Short task:
Copy every line from the data below in which the string "Energy" can be found.

Records shown:
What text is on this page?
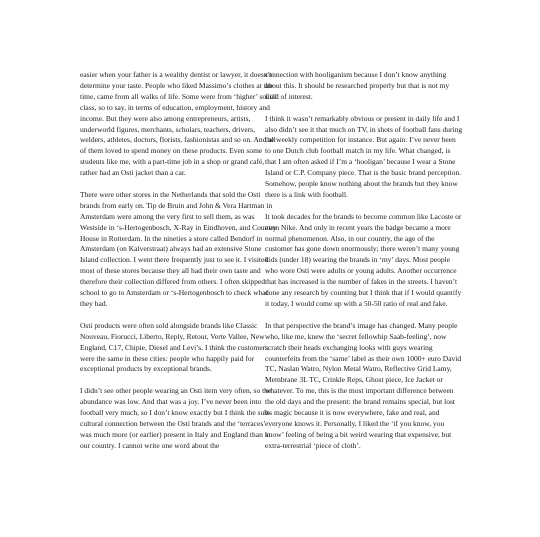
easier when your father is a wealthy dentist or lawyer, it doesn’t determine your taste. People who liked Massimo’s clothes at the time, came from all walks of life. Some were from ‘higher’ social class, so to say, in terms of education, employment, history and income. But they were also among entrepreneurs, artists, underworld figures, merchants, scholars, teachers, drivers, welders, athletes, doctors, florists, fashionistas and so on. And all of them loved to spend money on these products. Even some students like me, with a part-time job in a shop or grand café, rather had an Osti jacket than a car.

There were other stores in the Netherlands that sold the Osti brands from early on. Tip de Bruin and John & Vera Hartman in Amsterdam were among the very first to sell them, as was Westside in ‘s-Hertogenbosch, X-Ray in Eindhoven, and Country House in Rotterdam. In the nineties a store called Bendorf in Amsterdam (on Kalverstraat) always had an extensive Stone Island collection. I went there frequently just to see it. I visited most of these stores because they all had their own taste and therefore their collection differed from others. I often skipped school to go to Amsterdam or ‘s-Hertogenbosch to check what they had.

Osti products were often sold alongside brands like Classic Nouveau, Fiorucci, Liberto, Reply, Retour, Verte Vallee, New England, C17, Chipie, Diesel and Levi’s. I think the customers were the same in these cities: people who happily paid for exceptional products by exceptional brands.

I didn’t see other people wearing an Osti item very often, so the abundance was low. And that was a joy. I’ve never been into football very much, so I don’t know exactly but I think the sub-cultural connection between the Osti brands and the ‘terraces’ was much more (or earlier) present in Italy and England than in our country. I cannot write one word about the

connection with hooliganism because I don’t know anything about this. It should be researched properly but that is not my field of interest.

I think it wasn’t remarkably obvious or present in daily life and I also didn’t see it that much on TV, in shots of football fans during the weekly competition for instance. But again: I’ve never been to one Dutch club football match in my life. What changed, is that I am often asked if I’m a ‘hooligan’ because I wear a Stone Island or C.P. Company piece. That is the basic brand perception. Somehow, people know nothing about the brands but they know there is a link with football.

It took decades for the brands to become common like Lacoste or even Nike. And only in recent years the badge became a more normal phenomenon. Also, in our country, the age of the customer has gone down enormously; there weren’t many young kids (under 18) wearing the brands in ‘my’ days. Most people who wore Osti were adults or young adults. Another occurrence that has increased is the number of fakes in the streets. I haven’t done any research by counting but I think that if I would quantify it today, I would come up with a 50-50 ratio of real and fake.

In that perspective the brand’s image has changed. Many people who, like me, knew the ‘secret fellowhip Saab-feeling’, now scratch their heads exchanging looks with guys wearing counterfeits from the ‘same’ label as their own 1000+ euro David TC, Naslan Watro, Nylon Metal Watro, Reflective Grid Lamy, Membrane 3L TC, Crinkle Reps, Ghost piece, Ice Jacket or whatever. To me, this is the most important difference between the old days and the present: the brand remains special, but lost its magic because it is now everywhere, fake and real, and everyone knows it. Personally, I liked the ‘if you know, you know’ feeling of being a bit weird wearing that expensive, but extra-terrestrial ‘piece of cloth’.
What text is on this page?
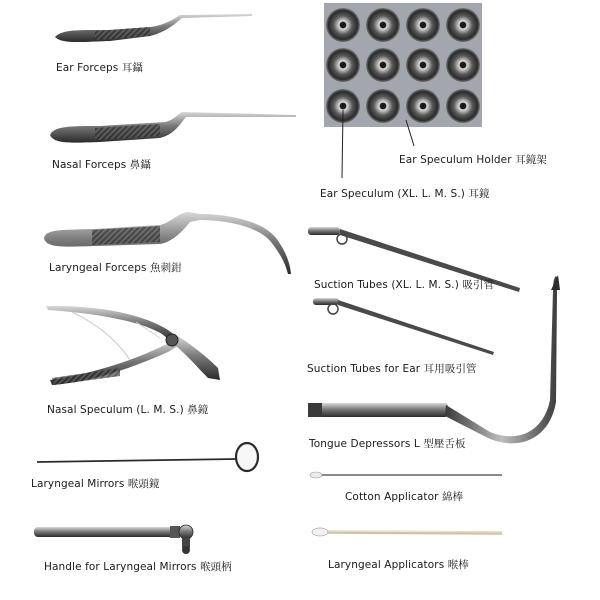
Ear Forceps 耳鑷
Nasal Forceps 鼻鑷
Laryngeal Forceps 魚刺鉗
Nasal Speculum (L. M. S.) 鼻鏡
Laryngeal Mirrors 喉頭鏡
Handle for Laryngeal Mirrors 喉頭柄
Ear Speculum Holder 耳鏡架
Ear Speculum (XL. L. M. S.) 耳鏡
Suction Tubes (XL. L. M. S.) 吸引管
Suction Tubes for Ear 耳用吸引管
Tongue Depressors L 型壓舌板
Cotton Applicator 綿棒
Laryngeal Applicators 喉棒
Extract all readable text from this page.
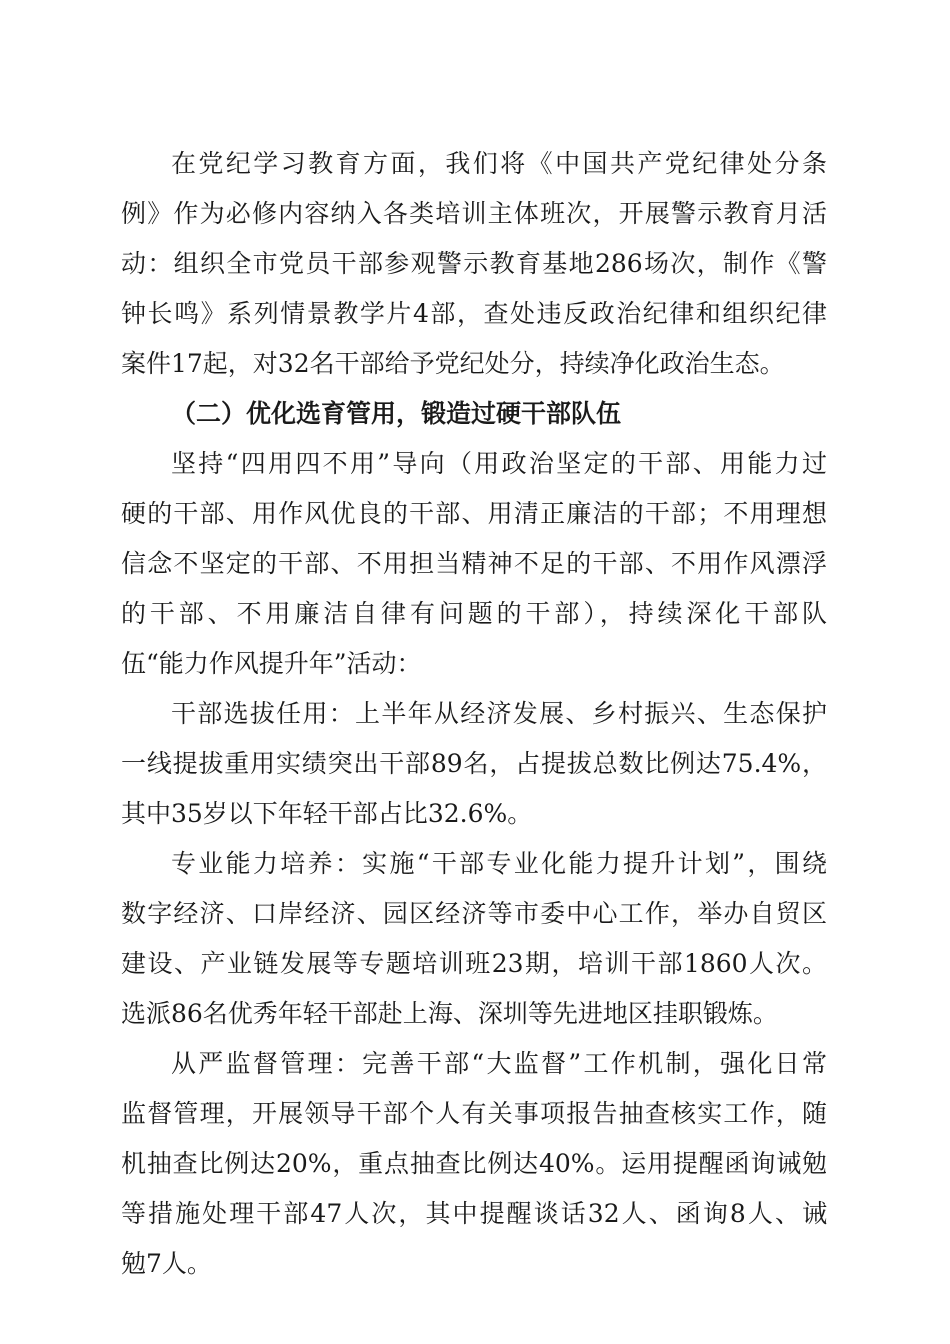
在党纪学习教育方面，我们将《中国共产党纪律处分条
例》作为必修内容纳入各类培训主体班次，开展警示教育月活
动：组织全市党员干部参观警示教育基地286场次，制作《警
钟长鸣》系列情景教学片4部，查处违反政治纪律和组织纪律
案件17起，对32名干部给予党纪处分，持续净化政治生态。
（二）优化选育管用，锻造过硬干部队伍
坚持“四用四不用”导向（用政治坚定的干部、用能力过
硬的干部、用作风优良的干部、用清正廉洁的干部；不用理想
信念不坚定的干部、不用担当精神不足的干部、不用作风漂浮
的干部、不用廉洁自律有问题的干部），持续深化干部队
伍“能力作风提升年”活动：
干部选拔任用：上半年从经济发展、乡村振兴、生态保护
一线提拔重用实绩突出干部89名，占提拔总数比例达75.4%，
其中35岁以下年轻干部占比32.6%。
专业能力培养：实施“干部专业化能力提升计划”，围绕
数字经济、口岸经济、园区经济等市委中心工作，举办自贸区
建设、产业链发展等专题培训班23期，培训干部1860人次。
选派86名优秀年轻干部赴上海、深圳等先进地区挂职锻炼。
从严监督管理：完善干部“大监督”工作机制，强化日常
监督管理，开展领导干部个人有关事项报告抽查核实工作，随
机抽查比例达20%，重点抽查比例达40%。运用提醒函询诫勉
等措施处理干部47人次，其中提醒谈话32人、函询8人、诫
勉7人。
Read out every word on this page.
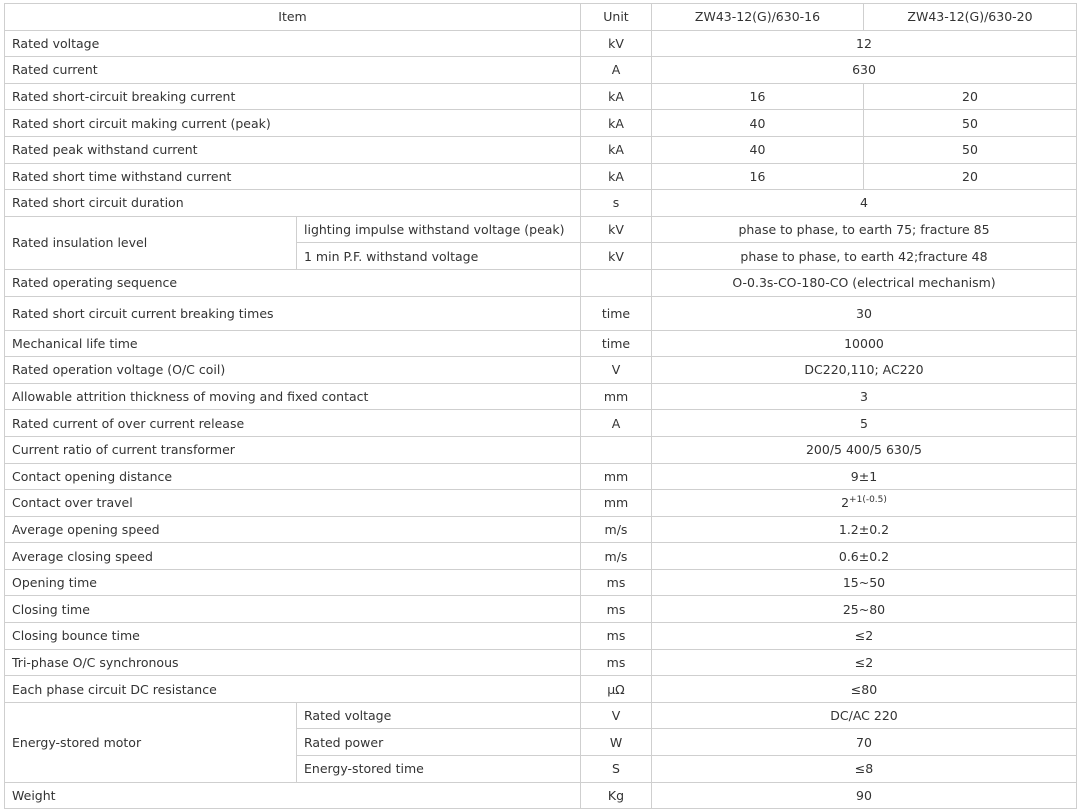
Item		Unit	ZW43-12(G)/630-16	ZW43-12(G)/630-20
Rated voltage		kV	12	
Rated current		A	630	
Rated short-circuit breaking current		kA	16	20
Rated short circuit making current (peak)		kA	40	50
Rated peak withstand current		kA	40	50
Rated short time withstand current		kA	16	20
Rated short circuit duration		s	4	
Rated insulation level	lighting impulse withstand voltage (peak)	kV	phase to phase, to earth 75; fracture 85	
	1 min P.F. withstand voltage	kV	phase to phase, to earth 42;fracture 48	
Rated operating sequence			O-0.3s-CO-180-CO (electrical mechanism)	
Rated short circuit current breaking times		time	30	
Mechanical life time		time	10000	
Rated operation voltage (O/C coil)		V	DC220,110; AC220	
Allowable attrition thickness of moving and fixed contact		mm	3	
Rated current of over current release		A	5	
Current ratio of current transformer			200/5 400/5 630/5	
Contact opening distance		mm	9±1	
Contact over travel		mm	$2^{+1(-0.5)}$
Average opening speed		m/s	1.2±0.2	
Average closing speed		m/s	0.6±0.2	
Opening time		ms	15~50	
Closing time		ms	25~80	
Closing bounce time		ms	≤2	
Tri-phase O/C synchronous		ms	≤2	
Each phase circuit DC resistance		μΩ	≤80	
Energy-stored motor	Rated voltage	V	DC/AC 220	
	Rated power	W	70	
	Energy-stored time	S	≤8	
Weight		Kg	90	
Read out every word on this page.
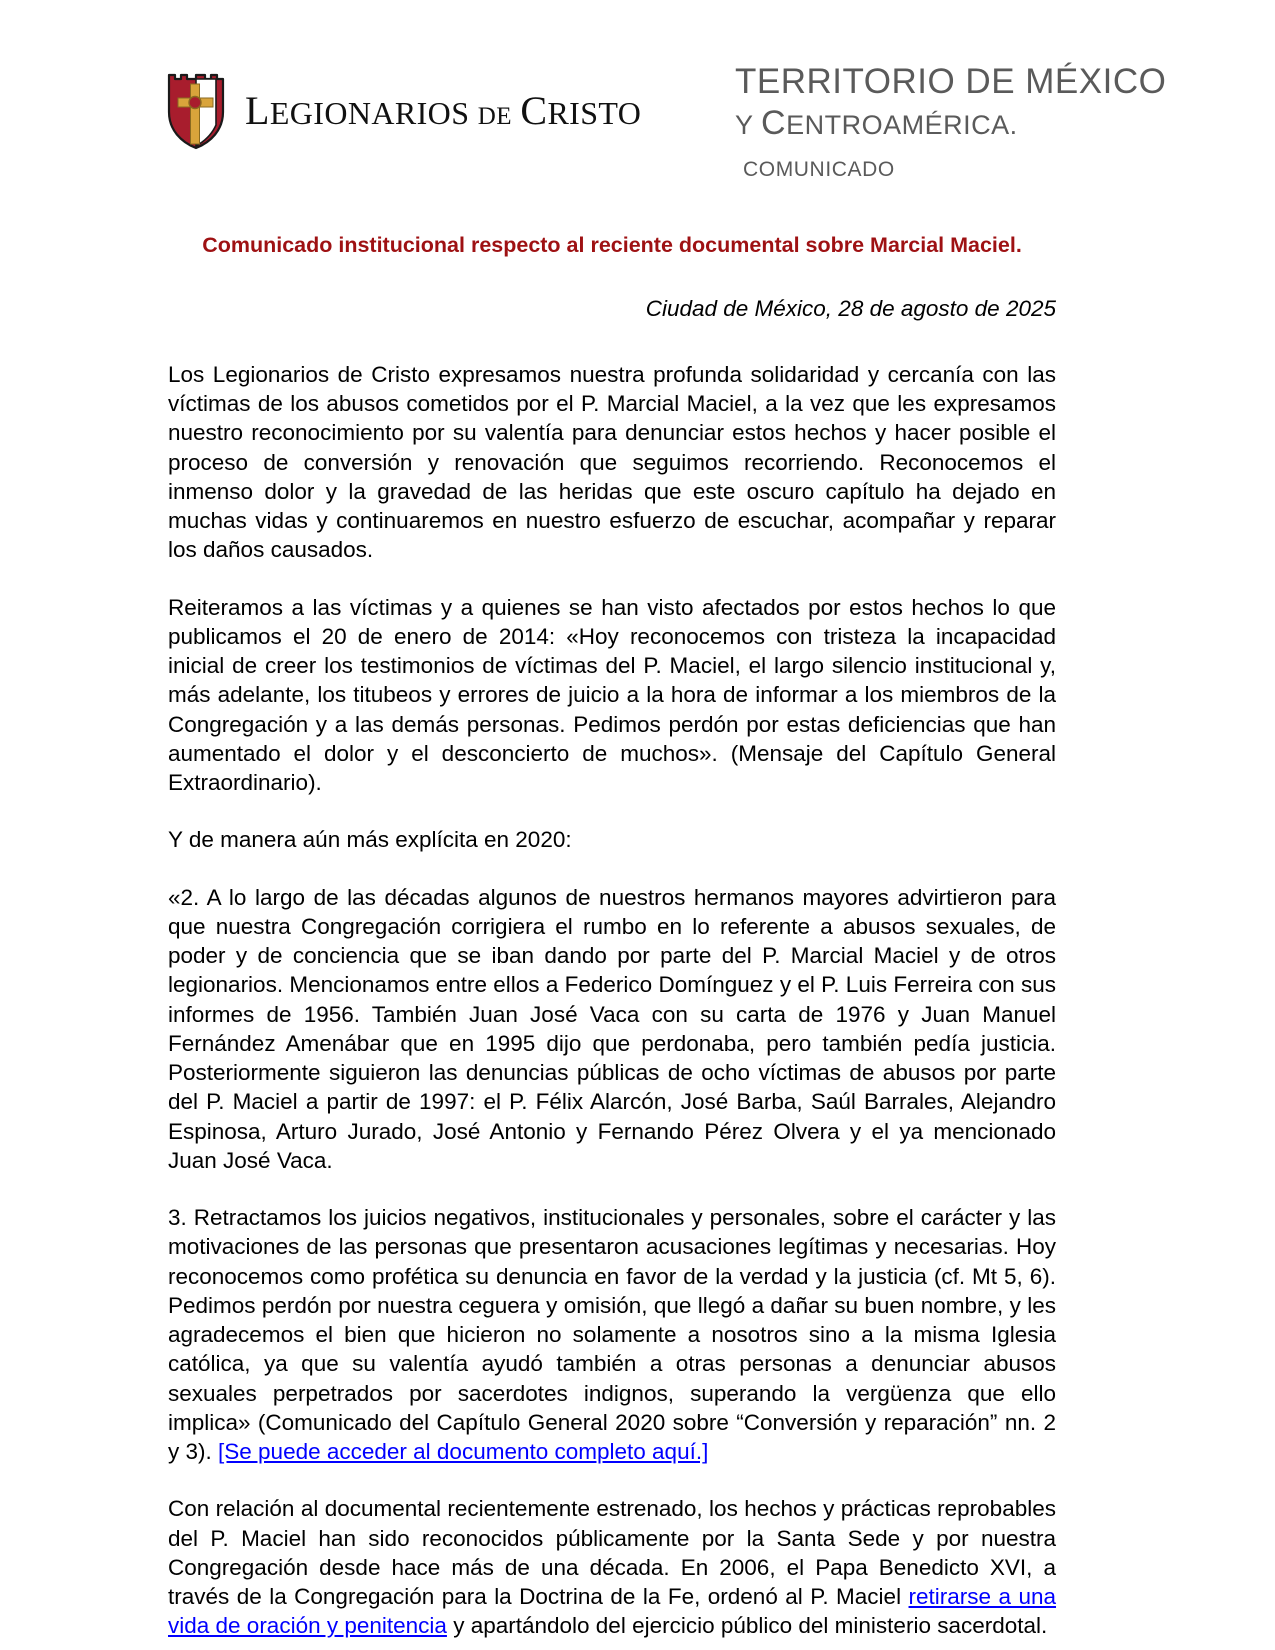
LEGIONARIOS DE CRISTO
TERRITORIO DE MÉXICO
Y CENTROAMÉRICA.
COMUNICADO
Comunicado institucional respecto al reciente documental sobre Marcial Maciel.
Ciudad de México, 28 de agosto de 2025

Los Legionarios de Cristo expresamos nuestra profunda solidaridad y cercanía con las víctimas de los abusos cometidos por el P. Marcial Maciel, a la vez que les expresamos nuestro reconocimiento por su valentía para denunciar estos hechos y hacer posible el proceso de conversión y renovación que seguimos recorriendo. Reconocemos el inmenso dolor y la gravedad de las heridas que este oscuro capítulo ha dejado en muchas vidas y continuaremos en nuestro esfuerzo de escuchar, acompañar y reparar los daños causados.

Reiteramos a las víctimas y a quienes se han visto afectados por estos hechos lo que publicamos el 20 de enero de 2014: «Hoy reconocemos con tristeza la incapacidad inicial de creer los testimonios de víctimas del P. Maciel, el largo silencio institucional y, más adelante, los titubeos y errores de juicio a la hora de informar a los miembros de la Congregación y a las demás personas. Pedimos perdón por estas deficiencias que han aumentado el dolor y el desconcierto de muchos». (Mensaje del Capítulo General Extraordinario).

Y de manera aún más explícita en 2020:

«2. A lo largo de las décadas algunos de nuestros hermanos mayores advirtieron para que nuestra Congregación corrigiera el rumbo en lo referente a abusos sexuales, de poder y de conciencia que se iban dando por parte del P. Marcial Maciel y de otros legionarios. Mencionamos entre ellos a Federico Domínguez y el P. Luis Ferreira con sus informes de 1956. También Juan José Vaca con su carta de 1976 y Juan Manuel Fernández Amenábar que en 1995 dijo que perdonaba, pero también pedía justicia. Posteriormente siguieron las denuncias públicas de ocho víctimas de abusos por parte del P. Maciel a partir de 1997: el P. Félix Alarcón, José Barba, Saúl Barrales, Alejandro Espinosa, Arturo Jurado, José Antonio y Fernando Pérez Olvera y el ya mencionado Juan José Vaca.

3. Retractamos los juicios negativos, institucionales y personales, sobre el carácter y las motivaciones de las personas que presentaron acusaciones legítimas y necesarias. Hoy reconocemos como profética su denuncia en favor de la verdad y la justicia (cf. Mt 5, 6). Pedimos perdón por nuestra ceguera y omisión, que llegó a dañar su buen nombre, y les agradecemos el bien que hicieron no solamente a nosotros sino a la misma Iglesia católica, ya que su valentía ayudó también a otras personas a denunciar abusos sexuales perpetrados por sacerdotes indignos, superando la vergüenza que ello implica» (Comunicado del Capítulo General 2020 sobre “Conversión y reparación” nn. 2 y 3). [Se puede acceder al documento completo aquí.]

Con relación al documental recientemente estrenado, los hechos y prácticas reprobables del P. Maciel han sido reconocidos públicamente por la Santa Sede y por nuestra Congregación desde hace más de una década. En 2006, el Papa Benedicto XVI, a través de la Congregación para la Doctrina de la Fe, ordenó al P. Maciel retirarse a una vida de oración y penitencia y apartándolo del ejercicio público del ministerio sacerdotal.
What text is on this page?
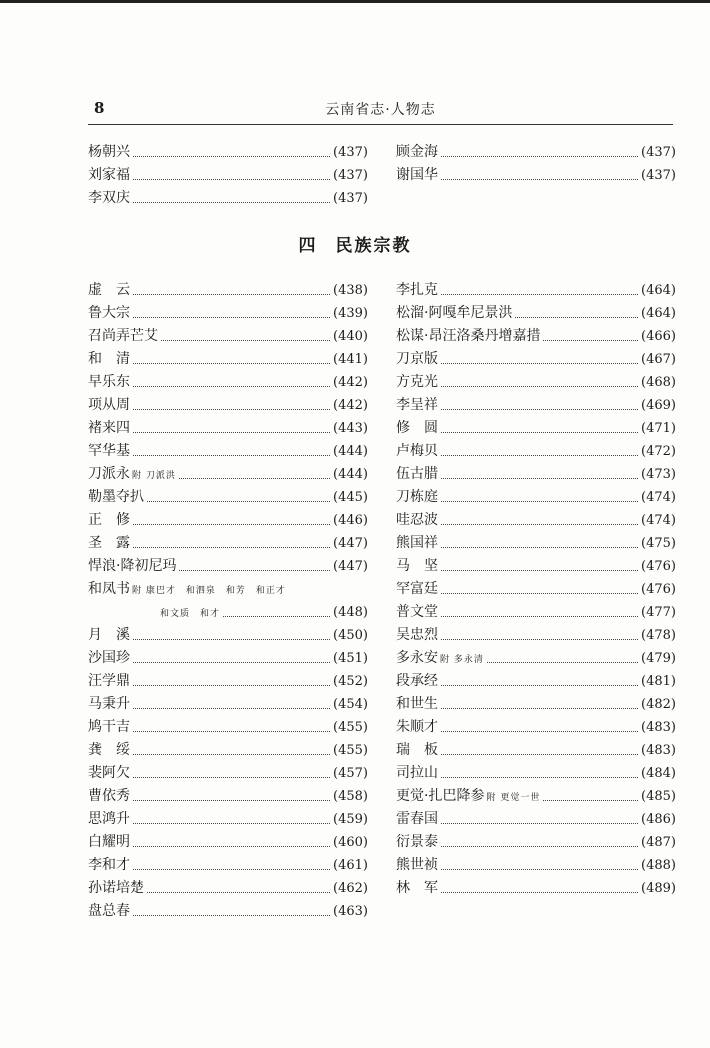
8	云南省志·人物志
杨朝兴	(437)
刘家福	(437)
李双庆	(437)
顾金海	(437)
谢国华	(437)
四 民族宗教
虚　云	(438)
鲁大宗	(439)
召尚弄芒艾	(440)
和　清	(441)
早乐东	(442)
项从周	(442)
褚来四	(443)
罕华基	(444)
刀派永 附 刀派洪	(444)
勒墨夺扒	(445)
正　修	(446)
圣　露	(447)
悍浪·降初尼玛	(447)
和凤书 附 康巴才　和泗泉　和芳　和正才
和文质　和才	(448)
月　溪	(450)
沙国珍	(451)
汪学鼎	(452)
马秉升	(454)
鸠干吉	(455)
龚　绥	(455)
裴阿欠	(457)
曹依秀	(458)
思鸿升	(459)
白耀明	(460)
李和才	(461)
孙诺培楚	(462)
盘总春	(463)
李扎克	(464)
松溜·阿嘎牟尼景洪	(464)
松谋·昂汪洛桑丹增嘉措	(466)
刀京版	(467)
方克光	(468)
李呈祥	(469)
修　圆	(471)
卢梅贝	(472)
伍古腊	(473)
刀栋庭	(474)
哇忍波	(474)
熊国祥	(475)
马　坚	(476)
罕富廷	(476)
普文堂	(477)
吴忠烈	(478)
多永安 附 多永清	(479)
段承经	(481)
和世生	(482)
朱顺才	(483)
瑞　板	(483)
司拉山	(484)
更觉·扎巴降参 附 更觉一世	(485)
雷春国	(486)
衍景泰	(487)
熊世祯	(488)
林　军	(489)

Full output:
Energy-stored motor	Rated voltage	V	DC/AC 220	
	Energy-stored time	S	≤8	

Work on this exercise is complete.